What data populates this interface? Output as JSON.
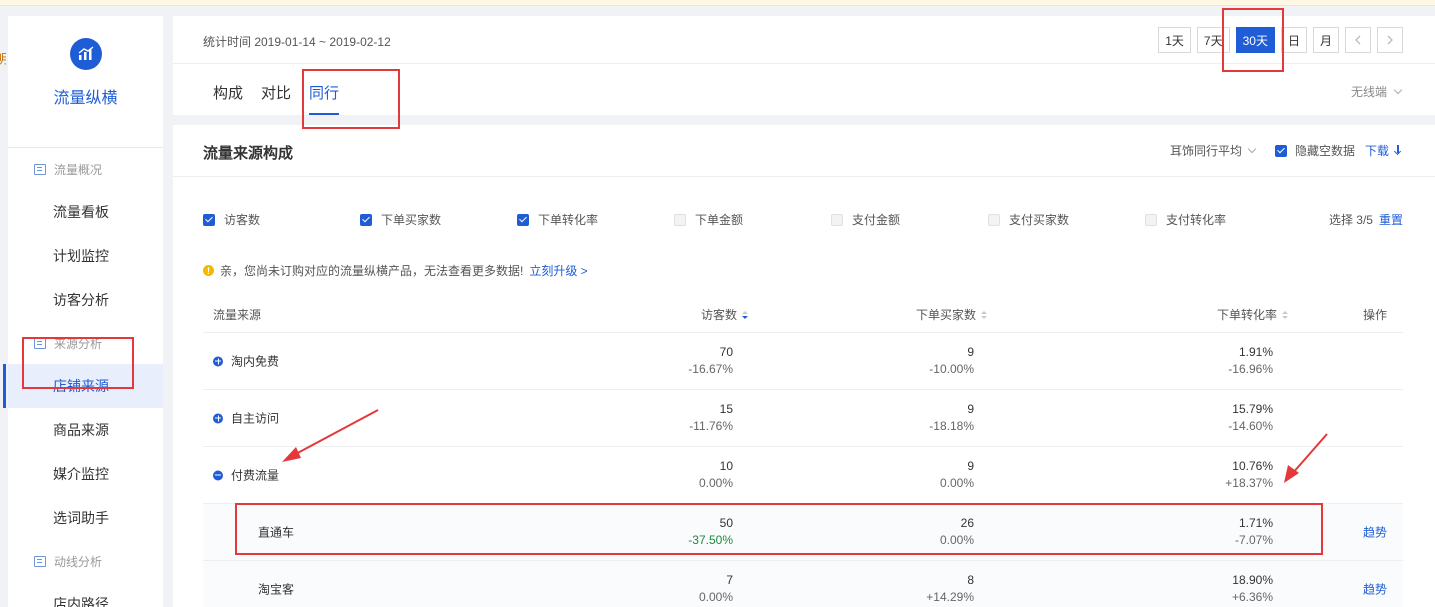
{
  "app": {
    "name": "流量纵横",
    "edge_char": "明",
    "colors": {
      "accent": "#1f5dd6",
      "annotation": "#e5383b",
      "positive_change": "#1a8a3a"
    }
  },
  "sidebar": {
    "sections": [
      {
        "label": "流量概况",
        "icon": "document-icon",
        "items": [
          "流量看板",
          "计划监控",
          "访客分析"
        ]
      },
      {
        "label": "来源分析",
        "icon": "document-icon",
        "items": [
          "店铺来源",
          "商品来源",
          "媒介监控",
          "选词助手"
        ]
      },
      {
        "label": "动线分析",
        "icon": "document-icon",
        "items": [
          "店内路径"
        ]
      }
    ],
    "active_item": "店铺来源"
  },
  "header": {
    "time_label": "统计时间 2019-01-14 ~ 2019-02-12",
    "range_buttons": [
      "1天",
      "7天",
      "30天",
      "日",
      "月"
    ],
    "active_range": "30天",
    "prev_icon": "chevron-left-icon",
    "next_icon": "chevron-right-icon",
    "tabs": [
      "构成",
      "对比",
      "同行"
    ],
    "active_tab": "同行",
    "device": "无线端"
  },
  "content": {
    "title": "流量来源构成",
    "compare_select": "耳饰同行平均",
    "hide_empty_label": "隐藏空数据",
    "hide_empty_checked": true,
    "download_label": "下载",
    "metrics": [
      {
        "label": "访客数",
        "checked": true
      },
      {
        "label": "下单买家数",
        "checked": true
      },
      {
        "label": "下单转化率",
        "checked": true
      },
      {
        "label": "下单金额",
        "checked": false
      },
      {
        "label": "支付金额",
        "checked": false
      },
      {
        "label": "支付买家数",
        "checked": false
      },
      {
        "label": "支付转化率",
        "checked": false
      }
    ],
    "selection_text": "选择 3/5",
    "reset_label": "重置",
    "notice_text": "亲，您尚未订购对应的流量纵横产品，无法查看更多数据!",
    "upgrade_link": "立刻升级 >",
    "table": {
      "headers": [
        "流量来源",
        "访客数",
        "下单买家数",
        "下单转化率",
        "操作"
      ],
      "rows": [
        {
          "source": "淘内免费",
          "type": "parent",
          "expanded": false,
          "visitors": "70",
          "visitors_delta": "-16.67%",
          "buyers": "9",
          "buyers_delta": "-10.00%",
          "rate": "1.91%",
          "rate_delta": "-16.96%",
          "action": ""
        },
        {
          "source": "自主访问",
          "type": "parent",
          "expanded": false,
          "visitors": "15",
          "visitors_delta": "-11.76%",
          "buyers": "9",
          "buyers_delta": "-18.18%",
          "rate": "15.79%",
          "rate_delta": "-14.60%",
          "action": ""
        },
        {
          "source": "付费流量",
          "type": "parent",
          "expanded": true,
          "visitors": "10",
          "visitors_delta": "0.00%",
          "buyers": "9",
          "buyers_delta": "0.00%",
          "rate": "10.76%",
          "rate_delta": "+18.37%",
          "action": ""
        },
        {
          "source": "直通车",
          "type": "child",
          "visitors": "50",
          "visitors_delta": "-37.50%",
          "buyers": "26",
          "buyers_delta": "0.00%",
          "rate": "1.71%",
          "rate_delta": "-7.07%",
          "action": "趋势"
        },
        {
          "source": "淘宝客",
          "type": "child",
          "visitors": "7",
          "visitors_delta": "0.00%",
          "buyers": "8",
          "buyers_delta": "+14.29%",
          "rate": "18.90%",
          "rate_delta": "+6.36%",
          "action": "趋势"
        }
      ]
    }
  }
}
◆ ◆ ◆
Requirement ::
Extract all lines from the data in which "chevron" is found.

Problem solution ::
    "prev_icon": "chevron-left-icon",
    "next_icon": "chevron-right-icon",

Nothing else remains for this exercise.